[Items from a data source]

>>

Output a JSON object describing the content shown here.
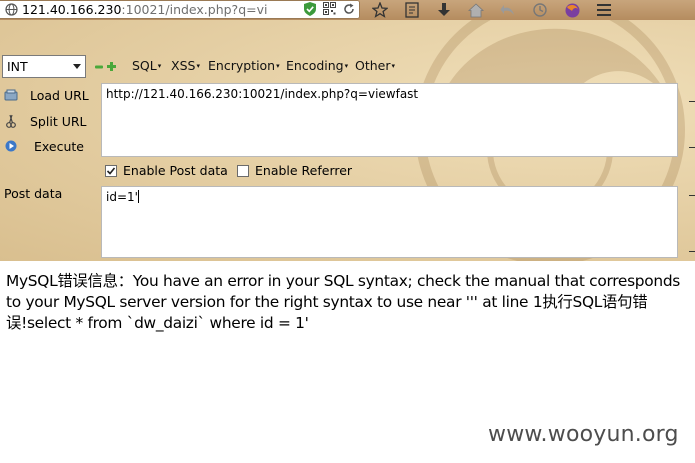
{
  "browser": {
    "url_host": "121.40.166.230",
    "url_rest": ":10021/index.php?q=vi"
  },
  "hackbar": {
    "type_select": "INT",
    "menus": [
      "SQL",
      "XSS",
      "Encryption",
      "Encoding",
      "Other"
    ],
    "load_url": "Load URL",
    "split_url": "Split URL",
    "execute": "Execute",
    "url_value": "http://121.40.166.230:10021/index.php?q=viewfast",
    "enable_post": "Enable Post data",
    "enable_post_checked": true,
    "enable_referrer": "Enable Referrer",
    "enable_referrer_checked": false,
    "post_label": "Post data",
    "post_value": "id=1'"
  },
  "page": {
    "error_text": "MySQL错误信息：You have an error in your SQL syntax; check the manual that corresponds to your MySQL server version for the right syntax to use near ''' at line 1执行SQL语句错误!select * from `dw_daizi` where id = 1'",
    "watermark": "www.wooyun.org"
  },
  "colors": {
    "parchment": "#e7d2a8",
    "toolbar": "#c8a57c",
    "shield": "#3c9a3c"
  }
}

<<

> [Challenge] Each line of the data should be quoted exactly, with pictures left out.

> [Exercise response]
Output a JSON object describing the content shown here.
{
  "browser": {
    "url_host": "121.40.166.230",
    "url_rest": ":10021/index.php?q=vi"
  },
  "hackbar": {
    "type_select": "INT",
    "menus": [
      "SQL",
      "XSS",
      "Encryption",
      "Encoding",
      "Other"
    ],
    "load_url": "Load URL",
    "split_url": "Split URL",
    "execute": "Execute",
    "url_value": "http://121.40.166.230:10021/index.php?q=viewfast",
    "enable_post": "Enable Post data",
    "enable_post_checked": true,
    "enable_referrer": "Enable Referrer",
    "enable_referrer_checked": false,
    "post_label": "Post data",
    "post_value": "id=1'"
  },
  "page": {
    "error_text": "MySQL错误信息：You have an error in your SQL syntax; check the manual that corresponds to your MySQL server version for the right syntax to use near ''' at line 1执行SQL语句错误!select * from `dw_daizi` where id = 1'",
    "watermark": "www.wooyun.org"
  },
  "colors": {
    "parchment": "#e7d2a8",
    "toolbar": "#c8a57c",
    "shield": "#3c9a3c"
  }
}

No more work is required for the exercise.